How many lines in these records hold the string "should"? State only that number.

* Start Record excerpts *

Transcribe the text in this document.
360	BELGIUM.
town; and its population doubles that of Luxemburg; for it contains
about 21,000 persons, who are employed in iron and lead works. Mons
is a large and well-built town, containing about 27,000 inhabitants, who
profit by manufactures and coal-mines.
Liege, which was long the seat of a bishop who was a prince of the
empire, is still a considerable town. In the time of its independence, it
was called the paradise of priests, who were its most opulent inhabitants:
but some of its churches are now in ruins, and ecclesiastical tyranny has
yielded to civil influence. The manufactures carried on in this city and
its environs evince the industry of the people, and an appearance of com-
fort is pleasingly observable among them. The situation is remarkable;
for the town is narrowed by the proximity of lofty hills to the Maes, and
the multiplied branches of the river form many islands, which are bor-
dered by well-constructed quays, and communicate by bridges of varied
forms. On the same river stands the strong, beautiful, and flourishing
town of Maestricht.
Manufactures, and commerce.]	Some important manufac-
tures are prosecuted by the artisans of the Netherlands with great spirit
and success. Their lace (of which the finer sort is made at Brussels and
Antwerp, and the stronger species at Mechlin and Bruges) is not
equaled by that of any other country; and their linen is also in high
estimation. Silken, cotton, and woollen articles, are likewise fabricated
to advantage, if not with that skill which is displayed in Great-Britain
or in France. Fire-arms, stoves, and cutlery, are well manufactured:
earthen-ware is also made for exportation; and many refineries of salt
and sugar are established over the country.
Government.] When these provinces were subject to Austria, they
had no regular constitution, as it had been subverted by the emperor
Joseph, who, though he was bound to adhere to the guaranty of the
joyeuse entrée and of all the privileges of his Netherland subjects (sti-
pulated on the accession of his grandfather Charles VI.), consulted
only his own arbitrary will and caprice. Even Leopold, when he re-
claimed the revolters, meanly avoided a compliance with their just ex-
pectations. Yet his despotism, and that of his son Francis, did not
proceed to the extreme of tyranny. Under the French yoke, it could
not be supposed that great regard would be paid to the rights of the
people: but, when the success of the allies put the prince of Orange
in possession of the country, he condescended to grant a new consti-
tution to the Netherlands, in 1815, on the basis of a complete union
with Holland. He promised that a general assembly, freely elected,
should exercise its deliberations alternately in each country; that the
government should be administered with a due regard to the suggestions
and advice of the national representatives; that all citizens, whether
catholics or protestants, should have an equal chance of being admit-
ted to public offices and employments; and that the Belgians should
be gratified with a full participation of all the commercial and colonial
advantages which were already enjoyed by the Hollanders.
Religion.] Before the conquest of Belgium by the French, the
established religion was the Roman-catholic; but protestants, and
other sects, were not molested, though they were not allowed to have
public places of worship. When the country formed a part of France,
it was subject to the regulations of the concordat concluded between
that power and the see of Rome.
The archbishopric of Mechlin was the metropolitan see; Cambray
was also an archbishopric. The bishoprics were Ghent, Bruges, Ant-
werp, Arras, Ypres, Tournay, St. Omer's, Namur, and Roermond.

* End Record excerpts *

▸ Reply: 4